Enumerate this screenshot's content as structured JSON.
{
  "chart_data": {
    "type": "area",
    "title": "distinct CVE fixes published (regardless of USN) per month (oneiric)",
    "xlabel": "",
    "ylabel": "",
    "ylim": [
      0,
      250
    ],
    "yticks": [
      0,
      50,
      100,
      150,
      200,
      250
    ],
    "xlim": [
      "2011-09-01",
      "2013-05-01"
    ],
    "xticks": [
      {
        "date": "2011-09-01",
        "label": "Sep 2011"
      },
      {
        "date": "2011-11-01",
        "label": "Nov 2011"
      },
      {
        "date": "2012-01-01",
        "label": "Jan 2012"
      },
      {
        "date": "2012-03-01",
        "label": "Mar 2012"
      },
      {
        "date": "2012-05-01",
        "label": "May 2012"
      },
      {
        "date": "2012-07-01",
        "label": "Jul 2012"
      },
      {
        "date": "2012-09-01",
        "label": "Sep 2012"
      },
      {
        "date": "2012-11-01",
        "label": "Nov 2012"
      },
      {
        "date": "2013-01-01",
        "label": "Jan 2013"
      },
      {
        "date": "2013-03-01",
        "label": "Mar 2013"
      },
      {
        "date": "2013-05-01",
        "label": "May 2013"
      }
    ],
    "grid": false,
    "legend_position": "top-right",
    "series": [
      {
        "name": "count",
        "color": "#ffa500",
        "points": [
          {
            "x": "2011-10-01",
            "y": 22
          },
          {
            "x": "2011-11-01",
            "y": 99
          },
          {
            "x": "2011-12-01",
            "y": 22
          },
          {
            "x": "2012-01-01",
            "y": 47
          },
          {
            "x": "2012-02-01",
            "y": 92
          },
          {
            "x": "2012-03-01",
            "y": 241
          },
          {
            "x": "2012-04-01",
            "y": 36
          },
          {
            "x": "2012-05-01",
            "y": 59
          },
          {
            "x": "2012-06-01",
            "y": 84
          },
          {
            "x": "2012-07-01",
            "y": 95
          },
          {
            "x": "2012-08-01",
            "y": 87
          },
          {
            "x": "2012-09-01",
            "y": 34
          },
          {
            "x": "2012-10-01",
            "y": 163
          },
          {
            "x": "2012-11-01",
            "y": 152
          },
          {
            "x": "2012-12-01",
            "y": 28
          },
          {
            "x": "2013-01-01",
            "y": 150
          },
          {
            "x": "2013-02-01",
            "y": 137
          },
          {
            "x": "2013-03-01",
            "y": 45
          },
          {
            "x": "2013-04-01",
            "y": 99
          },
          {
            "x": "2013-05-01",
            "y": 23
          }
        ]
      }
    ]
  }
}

......

_Problem_: Copy out every line from the material above in which the word "date" appears.

_Output of the exercise_:
        "date": "2011-09-01",
        "date": "2011-11-01",
        "date": "2012-01-01",
        "date": "2012-03-01",
        "date": "2012-05-01",
        "date": "2012-07-01",
        "date": "2012-09-01",
        "date": "2012-11-01",
        "date": "2013-01-01",
        "date": "2013-03-01",
        "date": "2013-05-01",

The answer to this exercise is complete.